* START INFORMATION SUPPLIED *

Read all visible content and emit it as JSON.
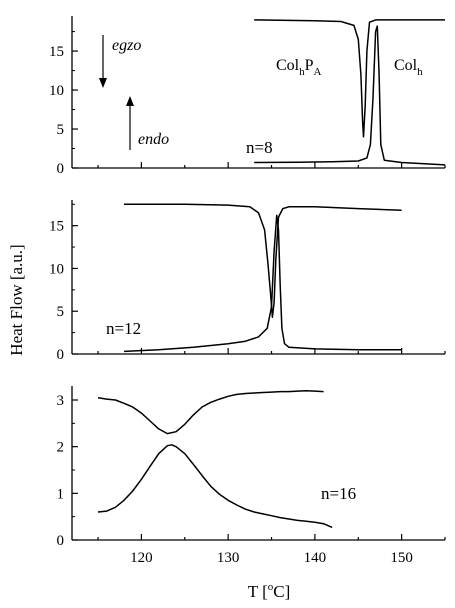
{
  "figure": {
    "xlabel": "T [°C]",
    "xlabel_base": "T [",
    "xlabel_sup": "o",
    "xlabel_tail": "C]",
    "ylabel": "Heat Flow  [a.u.]",
    "colors": {
      "axis": "#000000",
      "line": "#000000",
      "background": "#ffffff"
    }
  },
  "chart_data": [
    {
      "type": "line",
      "panel_label": "n=8",
      "xlim": [
        112,
        155
      ],
      "ylim": [
        0,
        19.5
      ],
      "x_ticks": [],
      "y_ticks": [
        0,
        5,
        10,
        15
      ],
      "y_tick_labels": [
        "0",
        "5",
        "10",
        "15"
      ],
      "annotations": {
        "exo": "egzo",
        "endo": "endo",
        "phase_left_main": "Col",
        "phase_left_sub1": "h",
        "phase_left_mid": "P",
        "phase_left_sub2": "A",
        "phase_right_main": "Col",
        "phase_right_sub": "h"
      },
      "series": [
        {
          "role": "cooling",
          "x": [
            133,
            140,
            143,
            144.5,
            145.0,
            145.3,
            145.5,
            145.6,
            145.8,
            146.0,
            146.3,
            147,
            150,
            155
          ],
          "y": [
            19.0,
            18.9,
            18.8,
            18.3,
            16.5,
            12.0,
            6.0,
            4.0,
            8.0,
            15.0,
            18.7,
            19.0,
            19.0,
            19.0
          ]
        },
        {
          "role": "heating",
          "x": [
            133,
            138,
            142,
            145,
            146.0,
            146.4,
            146.7,
            147.0,
            147.2,
            147.4,
            147.6,
            148.0,
            150,
            155
          ],
          "y": [
            0.7,
            0.75,
            0.8,
            0.9,
            1.3,
            3.0,
            9.0,
            17.5,
            18.2,
            12.0,
            3.0,
            1.0,
            0.7,
            0.4
          ]
        }
      ]
    },
    {
      "type": "line",
      "panel_label": "n=12",
      "xlim": [
        112,
        155
      ],
      "ylim": [
        0,
        18
      ],
      "x_ticks": [],
      "y_ticks": [
        0,
        5,
        10,
        15
      ],
      "y_tick_labels": [
        "0",
        "5",
        "10",
        "15"
      ],
      "series": [
        {
          "role": "cooling",
          "x": [
            118,
            125,
            130,
            132.5,
            133.5,
            134.2,
            134.6,
            134.9,
            135.1,
            135.3,
            135.5,
            135.8,
            136.3,
            137,
            140,
            145,
            150
          ],
          "y": [
            17.5,
            17.5,
            17.4,
            17.2,
            16.5,
            14.5,
            10.5,
            7.0,
            4.3,
            6.0,
            11.0,
            16.0,
            17.0,
            17.2,
            17.2,
            17.0,
            16.8
          ]
        },
        {
          "role": "heating",
          "x": [
            118,
            122,
            126,
            130,
            132,
            133.5,
            134.5,
            135.0,
            135.3,
            135.6,
            135.8,
            136.0,
            136.2,
            136.5,
            137,
            140,
            145,
            150
          ],
          "y": [
            0.3,
            0.5,
            0.8,
            1.2,
            1.5,
            2.0,
            3.0,
            5.5,
            12.0,
            16.2,
            14.5,
            8.0,
            3.0,
            1.2,
            0.8,
            0.6,
            0.5,
            0.5
          ]
        }
      ]
    },
    {
      "type": "line",
      "panel_label": "n=16",
      "xlim": [
        112,
        155
      ],
      "ylim": [
        0,
        3.3
      ],
      "x_ticks": [
        120,
        130,
        140,
        150
      ],
      "x_tick_labels": [
        "120",
        "130",
        "140",
        "150"
      ],
      "y_ticks": [
        0,
        1,
        2,
        3
      ],
      "y_tick_labels": [
        "0",
        "1",
        "2",
        "3"
      ],
      "series": [
        {
          "role": "cooling",
          "x": [
            115,
            116,
            117,
            118,
            119,
            120,
            121,
            122,
            123,
            124,
            125,
            126,
            127,
            128,
            129,
            130,
            131,
            132,
            133,
            134,
            135,
            136,
            137,
            138,
            139,
            140,
            141
          ],
          "y": [
            3.05,
            3.02,
            3.0,
            2.93,
            2.85,
            2.72,
            2.55,
            2.38,
            2.28,
            2.32,
            2.48,
            2.68,
            2.85,
            2.95,
            3.02,
            3.08,
            3.12,
            3.14,
            3.15,
            3.16,
            3.17,
            3.18,
            3.18,
            3.19,
            3.2,
            3.19,
            3.18
          ]
        },
        {
          "role": "heating",
          "x": [
            115,
            116,
            117,
            118,
            119,
            120,
            121,
            122,
            123,
            123.5,
            124,
            125,
            126,
            127,
            128,
            129,
            130,
            131,
            132,
            133,
            134,
            135,
            136,
            137,
            138,
            139,
            140,
            141,
            142
          ],
          "y": [
            0.6,
            0.62,
            0.7,
            0.85,
            1.05,
            1.3,
            1.58,
            1.85,
            2.02,
            2.04,
            2.0,
            1.85,
            1.62,
            1.38,
            1.15,
            0.98,
            0.85,
            0.75,
            0.66,
            0.6,
            0.56,
            0.52,
            0.48,
            0.45,
            0.42,
            0.4,
            0.38,
            0.35,
            0.27
          ]
        }
      ]
    }
  ]
}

* END INFORMATION SUPPLIED *

Return all of the entries exactly as written, but drop any pictures they hold.

*RIGHT ANSWER:*
Read all visible content and emit it as JSON.
{
  "figure": {
    "xlabel": "T [°C]",
    "xlabel_base": "T [",
    "xlabel_sup": "o",
    "xlabel_tail": "C]",
    "ylabel": "Heat Flow  [a.u.]",
    "colors": {
      "axis": "#000000",
      "line": "#000000",
      "background": "#ffffff"
    }
  },
  "chart_data": [
    {
      "type": "line",
      "panel_label": "n=8",
      "xlim": [
        112,
        155
      ],
      "ylim": [
        0,
        19.5
      ],
      "x_ticks": [],
      "y_ticks": [
        0,
        5,
        10,
        15
      ],
      "y_tick_labels": [
        "0",
        "5",
        "10",
        "15"
      ],
      "annotations": {
        "exo": "egzo",
        "endo": "endo",
        "phase_left_main": "Col",
        "phase_left_sub1": "h",
        "phase_left_mid": "P",
        "phase_left_sub2": "A",
        "phase_right_main": "Col",
        "phase_right_sub": "h"
      },
      "series": [
        {
          "role": "cooling",
          "x": [
            133,
            140,
            143,
            144.5,
            145.0,
            145.3,
            145.5,
            145.6,
            145.8,
            146.0,
            146.3,
            147,
            150,
            155
          ],
          "y": [
            19.0,
            18.9,
            18.8,
            18.3,
            16.5,
            12.0,
            6.0,
            4.0,
            8.0,
            15.0,
            18.7,
            19.0,
            19.0,
            19.0
          ]
        },
        {
          "role": "heating",
          "x": [
            133,
            138,
            142,
            145,
            146.0,
            146.4,
            146.7,
            147.0,
            147.2,
            147.4,
            147.6,
            148.0,
            150,
            155
          ],
          "y": [
            0.7,
            0.75,
            0.8,
            0.9,
            1.3,
            3.0,
            9.0,
            17.5,
            18.2,
            12.0,
            3.0,
            1.0,
            0.7,
            0.4
          ]
        }
      ]
    },
    {
      "type": "line",
      "panel_label": "n=12",
      "xlim": [
        112,
        155
      ],
      "ylim": [
        0,
        18
      ],
      "x_ticks": [],
      "y_ticks": [
        0,
        5,
        10,
        15
      ],
      "y_tick_labels": [
        "0",
        "5",
        "10",
        "15"
      ],
      "series": [
        {
          "role": "cooling",
          "x": [
            118,
            125,
            130,
            132.5,
            133.5,
            134.2,
            134.6,
            134.9,
            135.1,
            135.3,
            135.5,
            135.8,
            136.3,
            137,
            140,
            145,
            150
          ],
          "y": [
            17.5,
            17.5,
            17.4,
            17.2,
            16.5,
            14.5,
            10.5,
            7.0,
            4.3,
            6.0,
            11.0,
            16.0,
            17.0,
            17.2,
            17.2,
            17.0,
            16.8
          ]
        },
        {
          "role": "heating",
          "x": [
            118,
            122,
            126,
            130,
            132,
            133.5,
            134.5,
            135.0,
            135.3,
            135.6,
            135.8,
            136.0,
            136.2,
            136.5,
            137,
            140,
            145,
            150
          ],
          "y": [
            0.3,
            0.5,
            0.8,
            1.2,
            1.5,
            2.0,
            3.0,
            5.5,
            12.0,
            16.2,
            14.5,
            8.0,
            3.0,
            1.2,
            0.8,
            0.6,
            0.5,
            0.5
          ]
        }
      ]
    },
    {
      "type": "line",
      "panel_label": "n=16",
      "xlim": [
        112,
        155
      ],
      "ylim": [
        0,
        3.3
      ],
      "x_ticks": [
        120,
        130,
        140,
        150
      ],
      "x_tick_labels": [
        "120",
        "130",
        "140",
        "150"
      ],
      "y_ticks": [
        0,
        1,
        2,
        3
      ],
      "y_tick_labels": [
        "0",
        "1",
        "2",
        "3"
      ],
      "series": [
        {
          "role": "cooling",
          "x": [
            115,
            116,
            117,
            118,
            119,
            120,
            121,
            122,
            123,
            124,
            125,
            126,
            127,
            128,
            129,
            130,
            131,
            132,
            133,
            134,
            135,
            136,
            137,
            138,
            139,
            140,
            141
          ],
          "y": [
            3.05,
            3.02,
            3.0,
            2.93,
            2.85,
            2.72,
            2.55,
            2.38,
            2.28,
            2.32,
            2.48,
            2.68,
            2.85,
            2.95,
            3.02,
            3.08,
            3.12,
            3.14,
            3.15,
            3.16,
            3.17,
            3.18,
            3.18,
            3.19,
            3.2,
            3.19,
            3.18
          ]
        },
        {
          "role": "heating",
          "x": [
            115,
            116,
            117,
            118,
            119,
            120,
            121,
            122,
            123,
            123.5,
            124,
            125,
            126,
            127,
            128,
            129,
            130,
            131,
            132,
            133,
            134,
            135,
            136,
            137,
            138,
            139,
            140,
            141,
            142
          ],
          "y": [
            0.6,
            0.62,
            0.7,
            0.85,
            1.05,
            1.3,
            1.58,
            1.85,
            2.02,
            2.04,
            2.0,
            1.85,
            1.62,
            1.38,
            1.15,
            0.98,
            0.85,
            0.75,
            0.66,
            0.6,
            0.56,
            0.52,
            0.48,
            0.45,
            0.42,
            0.4,
            0.38,
            0.35,
            0.27
          ]
        }
      ]
    }
  ]
}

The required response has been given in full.